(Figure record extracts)
──────

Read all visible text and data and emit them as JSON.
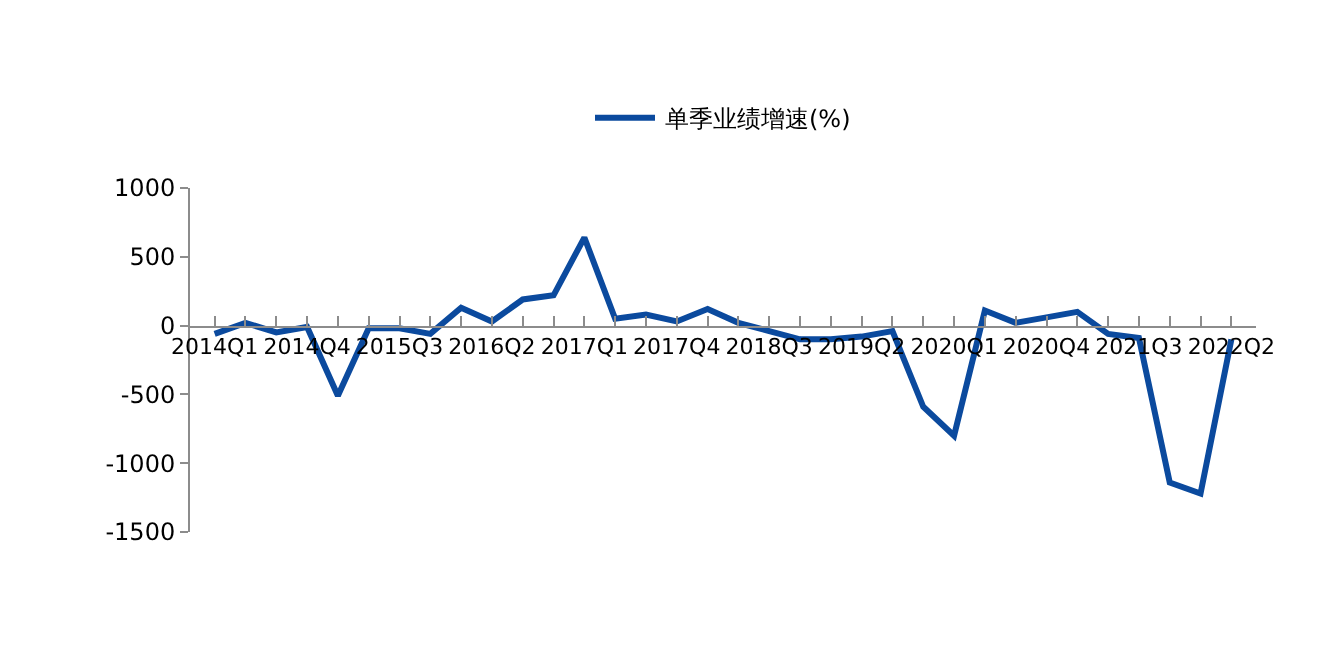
{
  "chart_data": {
    "type": "line",
    "categories": [
      "2014Q1",
      null,
      null,
      "2014Q4",
      null,
      null,
      "2015Q3",
      null,
      null,
      "2016Q2",
      null,
      null,
      "2017Q1",
      null,
      null,
      "2017Q4",
      null,
      null,
      "2018Q3",
      null,
      null,
      "2019Q2",
      null,
      null,
      "2020Q1",
      null,
      null,
      "2020Q4",
      null,
      null,
      "2021Q3",
      null,
      null,
      "2022Q2"
    ],
    "series": [
      {
        "name": "单季业绩增速(%)",
        "color": "#0b4a9e",
        "values": [
          -60,
          20,
          -50,
          -10,
          -510,
          -20,
          -20,
          -60,
          130,
          30,
          190,
          220,
          640,
          50,
          80,
          30,
          120,
          20,
          -40,
          -100,
          -100,
          -80,
          -40,
          -590,
          -800,
          110,
          20,
          60,
          100,
          -60,
          -90,
          -1140,
          -1220,
          -100
        ]
      }
    ],
    "ylim": [
      -1500,
      1000
    ],
    "yticks": [
      -1500,
      -1000,
      -500,
      0,
      500,
      1000
    ],
    "legend": "top",
    "marker": "none",
    "line_style": "solid"
  }
}
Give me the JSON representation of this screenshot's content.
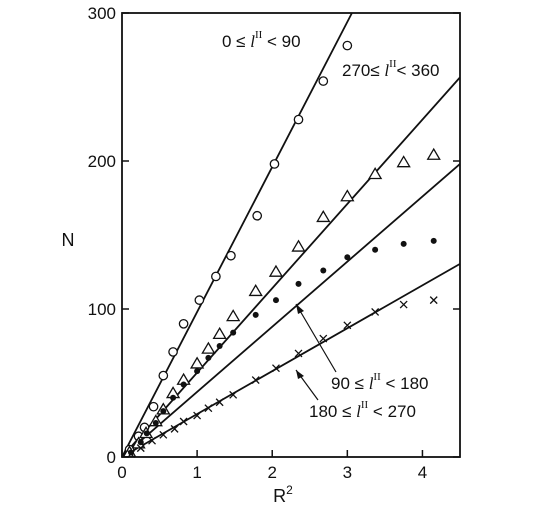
{
  "chart_data": {
    "type": "scatter",
    "title": "",
    "xlabel_base": "R",
    "xlabel_exp": "2",
    "ylabel": "N",
    "xlim": [
      0,
      4.5
    ],
    "ylim": [
      0,
      300
    ],
    "x_ticks": [
      0,
      1,
      2,
      3,
      4
    ],
    "y_ticks": [
      0,
      100,
      200,
      300
    ],
    "x_tick_labels": [
      "0",
      "1",
      "2",
      "3",
      "4"
    ],
    "y_tick_labels": [
      "0",
      "100",
      "200",
      "300"
    ],
    "grid": false,
    "series": [
      {
        "marker": "open-circle",
        "label": {
          "pre": "0 ≤ ",
          "l": "l",
          "sup": "II",
          "post": " < 90"
        },
        "fit_slope": 98,
        "points": [
          [
            0.1,
            5
          ],
          [
            0.22,
            14
          ],
          [
            0.3,
            20
          ],
          [
            0.42,
            34
          ],
          [
            0.55,
            55
          ],
          [
            0.68,
            71
          ],
          [
            0.82,
            90
          ],
          [
            1.03,
            106
          ],
          [
            1.25,
            122
          ],
          [
            1.45,
            136
          ],
          [
            1.8,
            163
          ],
          [
            2.03,
            198
          ],
          [
            2.35,
            228
          ],
          [
            2.68,
            254
          ],
          [
            3.0,
            278
          ]
        ]
      },
      {
        "marker": "open-triangle",
        "label": {
          "pre": "270≤ ",
          "l": "l",
          "sup": "II",
          "post": "< 360"
        },
        "fit_slope": 57,
        "points": [
          [
            0.1,
            3
          ],
          [
            0.22,
            9
          ],
          [
            0.32,
            16
          ],
          [
            0.45,
            24
          ],
          [
            0.55,
            32
          ],
          [
            0.68,
            43
          ],
          [
            0.82,
            52
          ],
          [
            1.0,
            63
          ],
          [
            1.15,
            73
          ],
          [
            1.3,
            83
          ],
          [
            1.48,
            95
          ],
          [
            1.78,
            112
          ],
          [
            2.05,
            125
          ],
          [
            2.35,
            142
          ],
          [
            2.68,
            162
          ],
          [
            3.0,
            176
          ],
          [
            3.37,
            191
          ],
          [
            3.75,
            199
          ],
          [
            4.15,
            204
          ]
        ]
      },
      {
        "marker": "filled-circle",
        "label": {
          "pre": "90 ≤ ",
          "l": "l",
          "sup": "II",
          "post": " < 180"
        },
        "fit_slope": 44,
        "points": [
          [
            0.12,
            3
          ],
          [
            0.25,
            10
          ],
          [
            0.33,
            16
          ],
          [
            0.45,
            23
          ],
          [
            0.55,
            31
          ],
          [
            0.68,
            40
          ],
          [
            0.82,
            49
          ],
          [
            1.0,
            58
          ],
          [
            1.15,
            67
          ],
          [
            1.3,
            75
          ],
          [
            1.48,
            84
          ],
          [
            1.78,
            96
          ],
          [
            2.05,
            106
          ],
          [
            2.35,
            117
          ],
          [
            2.68,
            126
          ],
          [
            3.0,
            135
          ],
          [
            3.37,
            140
          ],
          [
            3.75,
            144
          ],
          [
            4.15,
            146
          ]
        ]
      },
      {
        "marker": "cross",
        "label": {
          "pre": "180 ≤ ",
          "l": "l",
          "sup": "II",
          "post": " < 270"
        },
        "fit_slope": 29,
        "points": [
          [
            0.12,
            2
          ],
          [
            0.25,
            6
          ],
          [
            0.4,
            11
          ],
          [
            0.55,
            15
          ],
          [
            0.7,
            19
          ],
          [
            0.82,
            24
          ],
          [
            1.0,
            28
          ],
          [
            1.15,
            33
          ],
          [
            1.3,
            37
          ],
          [
            1.48,
            42
          ],
          [
            1.78,
            52
          ],
          [
            2.05,
            60
          ],
          [
            2.35,
            70
          ],
          [
            2.68,
            80
          ],
          [
            3.0,
            89
          ],
          [
            3.37,
            98
          ],
          [
            3.75,
            103
          ],
          [
            4.15,
            106
          ]
        ]
      }
    ]
  }
}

──────

**What you have to do:**
Go through the records and gather the lines that hold "open".

**Output for this exercise:**
        "marker": "open-circle",
        "marker": "open-triangle",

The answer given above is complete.